PROBLEM REQUIREMENTS:
Copy every entry precisely.
+===+
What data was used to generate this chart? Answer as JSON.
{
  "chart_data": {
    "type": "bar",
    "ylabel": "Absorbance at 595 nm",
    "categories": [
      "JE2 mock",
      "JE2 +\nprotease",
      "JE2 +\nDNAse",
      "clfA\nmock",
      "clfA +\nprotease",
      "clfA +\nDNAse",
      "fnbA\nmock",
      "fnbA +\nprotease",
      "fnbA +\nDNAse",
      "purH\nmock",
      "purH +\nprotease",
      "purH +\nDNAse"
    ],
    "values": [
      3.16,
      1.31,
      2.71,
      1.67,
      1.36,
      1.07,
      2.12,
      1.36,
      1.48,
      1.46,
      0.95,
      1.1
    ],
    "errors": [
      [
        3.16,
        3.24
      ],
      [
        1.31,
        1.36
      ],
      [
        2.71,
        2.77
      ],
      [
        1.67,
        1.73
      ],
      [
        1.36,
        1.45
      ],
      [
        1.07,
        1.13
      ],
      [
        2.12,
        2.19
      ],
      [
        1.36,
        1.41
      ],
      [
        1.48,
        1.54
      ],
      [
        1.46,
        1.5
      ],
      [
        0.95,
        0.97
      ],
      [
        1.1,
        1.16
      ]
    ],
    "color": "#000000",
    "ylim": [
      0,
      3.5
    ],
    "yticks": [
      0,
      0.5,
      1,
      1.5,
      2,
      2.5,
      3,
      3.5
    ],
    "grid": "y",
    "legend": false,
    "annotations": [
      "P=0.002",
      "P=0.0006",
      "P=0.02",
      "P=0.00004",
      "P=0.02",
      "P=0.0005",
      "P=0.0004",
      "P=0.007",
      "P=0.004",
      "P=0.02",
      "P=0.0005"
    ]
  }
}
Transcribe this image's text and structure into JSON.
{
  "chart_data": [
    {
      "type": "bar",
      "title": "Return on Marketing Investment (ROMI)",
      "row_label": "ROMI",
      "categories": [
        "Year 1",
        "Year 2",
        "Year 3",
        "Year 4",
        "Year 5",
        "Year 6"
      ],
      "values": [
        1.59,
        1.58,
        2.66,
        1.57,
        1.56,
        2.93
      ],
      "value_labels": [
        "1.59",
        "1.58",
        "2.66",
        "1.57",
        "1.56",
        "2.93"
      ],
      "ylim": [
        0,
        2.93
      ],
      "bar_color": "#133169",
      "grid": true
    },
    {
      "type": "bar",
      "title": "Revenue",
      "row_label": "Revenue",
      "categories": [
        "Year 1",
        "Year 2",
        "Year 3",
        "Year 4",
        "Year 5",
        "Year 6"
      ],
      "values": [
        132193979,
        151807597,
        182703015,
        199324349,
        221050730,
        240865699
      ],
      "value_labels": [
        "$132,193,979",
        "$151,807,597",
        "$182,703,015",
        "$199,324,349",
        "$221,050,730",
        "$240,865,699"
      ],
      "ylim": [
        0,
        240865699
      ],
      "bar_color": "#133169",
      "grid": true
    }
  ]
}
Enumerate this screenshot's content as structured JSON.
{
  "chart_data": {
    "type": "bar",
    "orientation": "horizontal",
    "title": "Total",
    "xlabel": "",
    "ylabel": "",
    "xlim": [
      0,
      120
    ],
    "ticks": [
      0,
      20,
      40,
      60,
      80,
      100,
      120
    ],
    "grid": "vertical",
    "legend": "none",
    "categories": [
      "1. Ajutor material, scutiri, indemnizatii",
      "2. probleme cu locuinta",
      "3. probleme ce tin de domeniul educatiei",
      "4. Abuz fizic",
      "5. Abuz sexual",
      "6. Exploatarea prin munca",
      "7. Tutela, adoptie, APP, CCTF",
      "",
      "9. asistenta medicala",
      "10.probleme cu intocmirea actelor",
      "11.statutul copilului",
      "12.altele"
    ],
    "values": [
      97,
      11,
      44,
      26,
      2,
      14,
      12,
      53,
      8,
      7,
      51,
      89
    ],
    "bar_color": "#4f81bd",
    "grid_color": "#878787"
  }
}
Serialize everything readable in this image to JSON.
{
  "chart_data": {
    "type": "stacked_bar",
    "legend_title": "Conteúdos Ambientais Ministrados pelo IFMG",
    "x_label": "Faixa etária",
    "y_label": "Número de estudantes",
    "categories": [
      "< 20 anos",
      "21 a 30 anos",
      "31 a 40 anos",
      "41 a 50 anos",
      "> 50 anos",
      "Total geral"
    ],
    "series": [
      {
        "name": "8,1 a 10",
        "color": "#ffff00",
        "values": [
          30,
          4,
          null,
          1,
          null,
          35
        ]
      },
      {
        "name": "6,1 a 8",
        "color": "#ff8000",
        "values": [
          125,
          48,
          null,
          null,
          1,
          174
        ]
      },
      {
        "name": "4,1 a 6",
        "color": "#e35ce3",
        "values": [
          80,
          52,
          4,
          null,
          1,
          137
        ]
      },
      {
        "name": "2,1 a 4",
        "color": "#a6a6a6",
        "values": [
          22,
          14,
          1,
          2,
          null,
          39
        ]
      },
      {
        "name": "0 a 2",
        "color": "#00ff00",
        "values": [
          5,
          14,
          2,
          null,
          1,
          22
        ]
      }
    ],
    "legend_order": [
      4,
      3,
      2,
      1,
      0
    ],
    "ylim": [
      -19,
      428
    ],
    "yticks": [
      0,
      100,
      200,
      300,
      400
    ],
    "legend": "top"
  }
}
+===+
SOLUTION FOR THIS TASK:
What data was used to generate this chart? Answer as JSON.
{
  "chart_data": {
    "type": "bar",
    "ylabel": "Absorbance at 595 nm",
    "categories": [
      "JE2 mock",
      "JE2 +\nprotease",
      "JE2 +\nDNAse",
      "clfA\nmock",
      "clfA +\nprotease",
      "clfA +\nDNAse",
      "fnbA\nmock",
      "fnbA +\nprotease",
      "fnbA +\nDNAse",
      "purH\nmock",
      "purH +\nprotease",
      "purH +\nDNAse"
    ],
    "values": [
      3.16,
      1.31,
      2.71,
      1.67,
      1.36,
      1.07,
      2.12,
      1.36,
      1.48,
      1.46,
      0.95,
      1.1
    ],
    "errors": [
      [
        3.16,
        3.24
      ],
      [
        1.31,
        1.36
      ],
      [
        2.71,
        2.77
      ],
      [
        1.67,
        1.73
      ],
      [
        1.36,
        1.45
      ],
      [
        1.07,
        1.13
      ],
      [
        2.12,
        2.19
      ],
      [
        1.36,
        1.41
      ],
      [
        1.48,
        1.54
      ],
      [
        1.46,
        1.5
      ],
      [
        0.95,
        0.97
      ],
      [
        1.1,
        1.16
      ]
    ],
    "color": "#000000",
    "ylim": [
      0,
      3.5
    ],
    "yticks": [
      0,
      0.5,
      1,
      1.5,
      2,
      2.5,
      3,
      3.5
    ],
    "grid": "y",
    "legend": false,
    "annotations": [
      "P=0.002",
      "P=0.0006",
      "P=0.02",
      "P=0.00004",
      "P=0.02",
      "P=0.0005",
      "P=0.0004",
      "P=0.007",
      "P=0.004",
      "P=0.02",
      "P=0.0005"
    ]
  }
}
Transcribe this image's text and structure into JSON.
{
  "chart_data": [
    {
      "type": "bar",
      "title": "Return on Marketing Investment (ROMI)",
      "row_label": "ROMI",
      "categories": [
        "Year 1",
        "Year 2",
        "Year 3",
        "Year 4",
        "Year 5",
        "Year 6"
      ],
      "values": [
        1.59,
        1.58,
        2.66,
        1.57,
        1.56,
        2.93
      ],
      "value_labels": [
        "1.59",
        "1.58",
        "2.66",
        "1.57",
        "1.56",
        "2.93"
      ],
      "ylim": [
        0,
        2.93
      ],
      "bar_color": "#133169",
      "grid": true
    },
    {
      "type": "bar",
      "title": "Revenue",
      "row_label": "Revenue",
      "categories": [
        "Year 1",
        "Year 2",
        "Year 3",
        "Year 4",
        "Year 5",
        "Year 6"
      ],
      "values": [
        132193979,
        151807597,
        182703015,
        199324349,
        221050730,
        240865699
      ],
      "value_labels": [
        "$132,193,979",
        "$151,807,597",
        "$182,703,015",
        "$199,324,349",
        "$221,050,730",
        "$240,865,699"
      ],
      "ylim": [
        0,
        240865699
      ],
      "bar_color": "#133169",
      "grid": true
    }
  ]
}
Enumerate this screenshot's content as structured JSON.
{
  "chart_data": {
    "type": "bar",
    "orientation": "horizontal",
    "title": "Total",
    "xlabel": "",
    "ylabel": "",
    "xlim": [
      0,
      120
    ],
    "ticks": [
      0,
      20,
      40,
      60,
      80,
      100,
      120
    ],
    "grid": "vertical",
    "legend": "none",
    "categories": [
      "1. Ajutor material, scutiri, indemnizatii",
      "2. probleme cu locuinta",
      "3. probleme ce tin de domeniul educatiei",
      "4. Abuz fizic",
      "5. Abuz sexual",
      "6. Exploatarea prin munca",
      "7. Tutela, adoptie, APP, CCTF",
      "",
      "9. asistenta medicala",
      "10.probleme cu intocmirea actelor",
      "11.statutul copilului",
      "12.altele"
    ],
    "values": [
      97,
      11,
      44,
      26,
      2,
      14,
      12,
      53,
      8,
      7,
      51,
      89
    ],
    "bar_color": "#4f81bd",
    "grid_color": "#878787"
  }
}
Serialize everything readable in this image to JSON.
{
  "chart_data": {
    "type": "stacked_bar",
    "legend_title": "Conteúdos Ambientais Ministrados pelo IFMG",
    "x_label": "Faixa etária",
    "y_label": "Número de estudantes",
    "categories": [
      "< 20 anos",
      "21 a 30 anos",
      "31 a 40 anos",
      "41 a 50 anos",
      "> 50 anos",
      "Total geral"
    ],
    "series": [
      {
        "name": "8,1 a 10",
        "color": "#ffff00",
        "values": [
          30,
          4,
          null,
          1,
          null,
          35
        ]
      },
      {
        "name": "6,1 a 8",
        "color": "#ff8000",
        "values": [
          125,
          48,
          null,
          null,
          1,
          174
        ]
      },
      {
        "name": "4,1 a 6",
        "color": "#e35ce3",
        "values": [
          80,
          52,
          4,
          null,
          1,
          137
        ]
      },
      {
        "name": "2,1 a 4",
        "color": "#a6a6a6",
        "values": [
          22,
          14,
          1,
          2,
          null,
          39
        ]
      },
      {
        "name": "0 a 2",
        "color": "#00ff00",
        "values": [
          5,
          14,
          2,
          null,
          1,
          22
        ]
      }
    ],
    "legend_order": [
      4,
      3,
      2,
      1,
      0
    ],
    "ylim": [
      -19,
      428
    ],
    "yticks": [
      0,
      100,
      200,
      300,
      400
    ],
    "legend": "top"
  }
}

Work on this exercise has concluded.